### WHAT IS REQUIRED
Assemble all lines in which the string "accounts" appears.
— start of DATASET ROWS —
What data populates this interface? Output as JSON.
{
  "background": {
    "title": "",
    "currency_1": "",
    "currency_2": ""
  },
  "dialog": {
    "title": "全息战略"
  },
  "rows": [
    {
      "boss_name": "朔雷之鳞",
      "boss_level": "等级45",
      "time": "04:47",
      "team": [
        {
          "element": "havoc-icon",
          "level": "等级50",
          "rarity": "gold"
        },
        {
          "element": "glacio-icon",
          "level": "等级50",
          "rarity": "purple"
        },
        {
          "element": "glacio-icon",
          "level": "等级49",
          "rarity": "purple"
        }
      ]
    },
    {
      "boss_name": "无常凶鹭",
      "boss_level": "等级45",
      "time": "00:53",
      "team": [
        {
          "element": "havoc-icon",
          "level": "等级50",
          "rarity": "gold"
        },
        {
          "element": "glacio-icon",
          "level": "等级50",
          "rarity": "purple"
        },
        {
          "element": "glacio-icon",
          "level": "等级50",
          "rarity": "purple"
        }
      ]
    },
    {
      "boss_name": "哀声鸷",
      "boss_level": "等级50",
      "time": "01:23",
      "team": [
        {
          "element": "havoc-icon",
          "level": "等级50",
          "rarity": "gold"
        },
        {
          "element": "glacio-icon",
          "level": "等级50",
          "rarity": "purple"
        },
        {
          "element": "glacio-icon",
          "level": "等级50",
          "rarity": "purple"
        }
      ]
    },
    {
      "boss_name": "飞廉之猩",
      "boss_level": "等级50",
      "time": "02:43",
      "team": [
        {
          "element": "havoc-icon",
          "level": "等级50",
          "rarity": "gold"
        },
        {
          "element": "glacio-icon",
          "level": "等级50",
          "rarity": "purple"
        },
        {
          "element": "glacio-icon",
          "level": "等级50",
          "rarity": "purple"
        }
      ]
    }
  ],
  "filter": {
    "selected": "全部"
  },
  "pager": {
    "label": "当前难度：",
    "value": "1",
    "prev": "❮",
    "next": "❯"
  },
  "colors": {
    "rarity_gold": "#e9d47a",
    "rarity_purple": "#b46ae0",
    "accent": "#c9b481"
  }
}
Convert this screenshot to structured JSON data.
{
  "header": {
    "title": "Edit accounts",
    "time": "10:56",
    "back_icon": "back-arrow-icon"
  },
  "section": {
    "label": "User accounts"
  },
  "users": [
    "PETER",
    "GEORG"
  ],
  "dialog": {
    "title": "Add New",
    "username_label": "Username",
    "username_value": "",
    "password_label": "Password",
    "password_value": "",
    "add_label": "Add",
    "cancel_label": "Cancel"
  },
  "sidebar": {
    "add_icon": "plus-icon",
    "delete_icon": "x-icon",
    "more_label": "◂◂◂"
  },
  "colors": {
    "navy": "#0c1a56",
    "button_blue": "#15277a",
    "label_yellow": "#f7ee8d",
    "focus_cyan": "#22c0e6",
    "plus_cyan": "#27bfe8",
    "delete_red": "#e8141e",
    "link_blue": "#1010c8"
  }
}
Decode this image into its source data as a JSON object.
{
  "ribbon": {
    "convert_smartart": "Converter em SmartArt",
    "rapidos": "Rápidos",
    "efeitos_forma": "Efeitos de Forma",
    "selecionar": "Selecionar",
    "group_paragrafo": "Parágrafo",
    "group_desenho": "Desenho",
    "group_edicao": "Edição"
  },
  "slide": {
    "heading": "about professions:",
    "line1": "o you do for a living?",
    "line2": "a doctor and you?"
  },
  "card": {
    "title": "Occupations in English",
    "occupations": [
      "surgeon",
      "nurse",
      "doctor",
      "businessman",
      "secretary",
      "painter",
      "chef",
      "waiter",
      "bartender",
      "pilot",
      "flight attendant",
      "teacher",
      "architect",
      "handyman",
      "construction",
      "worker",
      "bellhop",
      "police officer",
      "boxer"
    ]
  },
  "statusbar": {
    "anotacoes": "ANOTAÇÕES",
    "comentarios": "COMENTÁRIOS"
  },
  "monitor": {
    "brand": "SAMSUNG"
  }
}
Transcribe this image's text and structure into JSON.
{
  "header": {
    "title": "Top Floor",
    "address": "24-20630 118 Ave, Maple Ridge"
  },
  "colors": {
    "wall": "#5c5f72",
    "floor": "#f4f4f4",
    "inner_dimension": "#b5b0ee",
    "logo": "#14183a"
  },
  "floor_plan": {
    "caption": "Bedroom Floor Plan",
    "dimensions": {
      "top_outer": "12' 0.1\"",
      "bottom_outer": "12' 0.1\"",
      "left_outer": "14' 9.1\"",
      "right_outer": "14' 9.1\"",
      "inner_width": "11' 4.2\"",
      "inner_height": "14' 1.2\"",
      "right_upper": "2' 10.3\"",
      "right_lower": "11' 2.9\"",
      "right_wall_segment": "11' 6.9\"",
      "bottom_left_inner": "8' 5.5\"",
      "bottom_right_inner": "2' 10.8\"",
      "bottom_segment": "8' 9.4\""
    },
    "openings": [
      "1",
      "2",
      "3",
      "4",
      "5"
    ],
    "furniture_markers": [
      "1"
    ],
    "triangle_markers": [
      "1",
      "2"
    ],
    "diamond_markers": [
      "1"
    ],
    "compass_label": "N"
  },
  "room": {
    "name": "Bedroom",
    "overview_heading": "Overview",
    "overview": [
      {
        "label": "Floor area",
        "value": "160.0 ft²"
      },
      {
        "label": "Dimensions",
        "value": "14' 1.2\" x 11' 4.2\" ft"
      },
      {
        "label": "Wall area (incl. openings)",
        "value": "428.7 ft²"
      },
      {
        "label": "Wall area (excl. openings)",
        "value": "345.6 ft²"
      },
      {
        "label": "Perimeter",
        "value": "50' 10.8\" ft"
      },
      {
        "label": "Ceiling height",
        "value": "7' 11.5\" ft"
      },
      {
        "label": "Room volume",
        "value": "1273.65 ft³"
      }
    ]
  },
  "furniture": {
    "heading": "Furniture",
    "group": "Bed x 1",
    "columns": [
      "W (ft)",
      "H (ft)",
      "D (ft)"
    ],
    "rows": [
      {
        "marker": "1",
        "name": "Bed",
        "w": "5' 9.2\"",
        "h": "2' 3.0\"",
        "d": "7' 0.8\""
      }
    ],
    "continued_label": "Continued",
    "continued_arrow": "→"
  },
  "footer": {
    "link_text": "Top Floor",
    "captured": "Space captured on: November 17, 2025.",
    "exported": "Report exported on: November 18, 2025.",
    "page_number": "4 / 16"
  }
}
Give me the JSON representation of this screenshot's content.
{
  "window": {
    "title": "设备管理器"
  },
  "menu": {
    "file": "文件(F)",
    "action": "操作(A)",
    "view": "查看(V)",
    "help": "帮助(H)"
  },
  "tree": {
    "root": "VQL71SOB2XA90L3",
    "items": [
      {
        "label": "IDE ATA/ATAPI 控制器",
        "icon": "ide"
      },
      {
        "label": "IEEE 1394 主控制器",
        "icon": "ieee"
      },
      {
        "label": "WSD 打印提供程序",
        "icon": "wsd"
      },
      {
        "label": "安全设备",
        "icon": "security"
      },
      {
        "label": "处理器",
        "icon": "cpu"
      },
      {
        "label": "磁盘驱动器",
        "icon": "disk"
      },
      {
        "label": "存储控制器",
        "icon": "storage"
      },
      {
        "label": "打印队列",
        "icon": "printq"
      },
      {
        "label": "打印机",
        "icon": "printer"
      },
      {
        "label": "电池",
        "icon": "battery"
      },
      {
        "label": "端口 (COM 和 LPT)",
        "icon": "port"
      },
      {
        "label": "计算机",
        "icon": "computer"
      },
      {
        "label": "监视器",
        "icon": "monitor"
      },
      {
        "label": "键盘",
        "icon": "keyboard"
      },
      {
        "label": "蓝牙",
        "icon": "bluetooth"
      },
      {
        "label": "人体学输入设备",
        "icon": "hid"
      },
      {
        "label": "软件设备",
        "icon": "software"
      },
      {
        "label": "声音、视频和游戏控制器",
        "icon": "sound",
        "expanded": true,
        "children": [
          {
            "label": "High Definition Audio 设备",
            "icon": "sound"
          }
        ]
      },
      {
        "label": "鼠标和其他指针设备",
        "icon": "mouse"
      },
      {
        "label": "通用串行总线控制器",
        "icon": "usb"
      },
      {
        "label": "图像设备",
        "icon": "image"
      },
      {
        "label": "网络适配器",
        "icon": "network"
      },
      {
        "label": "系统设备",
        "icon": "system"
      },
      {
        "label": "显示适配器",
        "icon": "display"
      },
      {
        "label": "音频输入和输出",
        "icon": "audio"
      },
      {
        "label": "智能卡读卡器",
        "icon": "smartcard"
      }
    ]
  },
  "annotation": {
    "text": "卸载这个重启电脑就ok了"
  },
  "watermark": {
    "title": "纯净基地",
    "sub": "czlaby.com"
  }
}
— end of DATASET ROWS —
### FINAL ANSWER
    "title": "Edit accounts",
    "label": "User accounts"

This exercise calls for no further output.